Search the material for the word "this" and report each line where it turns up.

**DATASET CONTENT**.
○ ○ ○

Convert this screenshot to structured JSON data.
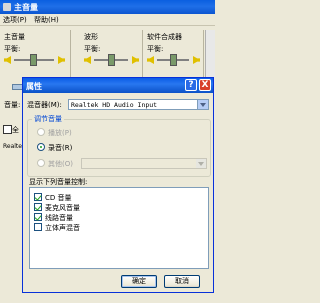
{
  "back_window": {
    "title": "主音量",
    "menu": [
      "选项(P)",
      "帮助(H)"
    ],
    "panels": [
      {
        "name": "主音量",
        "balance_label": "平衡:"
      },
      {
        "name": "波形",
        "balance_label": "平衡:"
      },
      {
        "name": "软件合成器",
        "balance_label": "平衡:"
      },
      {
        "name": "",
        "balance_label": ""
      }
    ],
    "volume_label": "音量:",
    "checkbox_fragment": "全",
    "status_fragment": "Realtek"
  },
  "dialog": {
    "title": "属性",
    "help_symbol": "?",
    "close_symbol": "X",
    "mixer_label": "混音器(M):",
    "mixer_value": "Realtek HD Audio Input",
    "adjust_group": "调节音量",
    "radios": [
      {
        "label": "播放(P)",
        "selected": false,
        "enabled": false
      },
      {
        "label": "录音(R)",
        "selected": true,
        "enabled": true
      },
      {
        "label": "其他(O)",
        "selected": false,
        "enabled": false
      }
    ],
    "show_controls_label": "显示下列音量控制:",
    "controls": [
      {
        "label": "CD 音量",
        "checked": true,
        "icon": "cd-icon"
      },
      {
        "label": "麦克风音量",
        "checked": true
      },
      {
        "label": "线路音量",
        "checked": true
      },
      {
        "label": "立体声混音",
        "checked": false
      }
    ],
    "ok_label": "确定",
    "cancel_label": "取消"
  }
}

○ ○ ○

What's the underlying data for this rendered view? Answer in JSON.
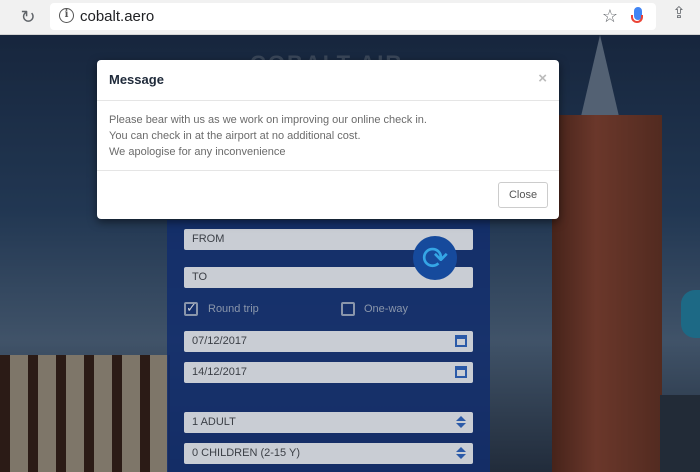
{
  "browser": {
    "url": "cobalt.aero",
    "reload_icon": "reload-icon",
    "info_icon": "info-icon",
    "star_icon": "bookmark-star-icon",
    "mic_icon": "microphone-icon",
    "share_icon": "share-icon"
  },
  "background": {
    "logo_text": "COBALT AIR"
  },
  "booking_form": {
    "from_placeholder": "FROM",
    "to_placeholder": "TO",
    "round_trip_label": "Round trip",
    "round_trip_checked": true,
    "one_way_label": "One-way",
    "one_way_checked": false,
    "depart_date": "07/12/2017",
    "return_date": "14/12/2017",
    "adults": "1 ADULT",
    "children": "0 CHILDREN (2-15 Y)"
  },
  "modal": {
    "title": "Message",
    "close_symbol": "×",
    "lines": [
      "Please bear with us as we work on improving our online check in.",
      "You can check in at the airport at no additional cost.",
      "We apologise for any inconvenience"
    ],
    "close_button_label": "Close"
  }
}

○ ○ ○

**SOLVED EXERCISE**.
Convert this screenshot to structured JSON data.
What's the underlying data for this rendered view? Answer in JSON.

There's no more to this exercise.